■ **Provided entries**
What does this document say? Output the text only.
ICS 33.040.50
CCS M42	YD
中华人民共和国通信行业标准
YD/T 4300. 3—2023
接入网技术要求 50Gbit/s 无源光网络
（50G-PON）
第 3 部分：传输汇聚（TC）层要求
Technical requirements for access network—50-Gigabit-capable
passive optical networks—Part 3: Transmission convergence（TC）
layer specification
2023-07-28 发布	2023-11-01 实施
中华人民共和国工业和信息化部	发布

■ **Aim**
Repeat the records above exactly, from the first line to the last.

■ **Written reply**
What does this document say? Output the text only.
ICS 33.040.50
CCS M42	YD
中华人民共和国通信行业标准
YD/T 4300. 3—2023
接入网技术要求 50Gbit/s 无源光网络
（50G-PON）
第 3 部分：传输汇聚（TC）层要求
Technical requirements for access network—50-Gigabit-capable
passive optical networks—Part 3: Transmission convergence（TC）
layer specification
2023-07-28 发布	2023-11-01 实施
中华人民共和国工业和信息化部	发布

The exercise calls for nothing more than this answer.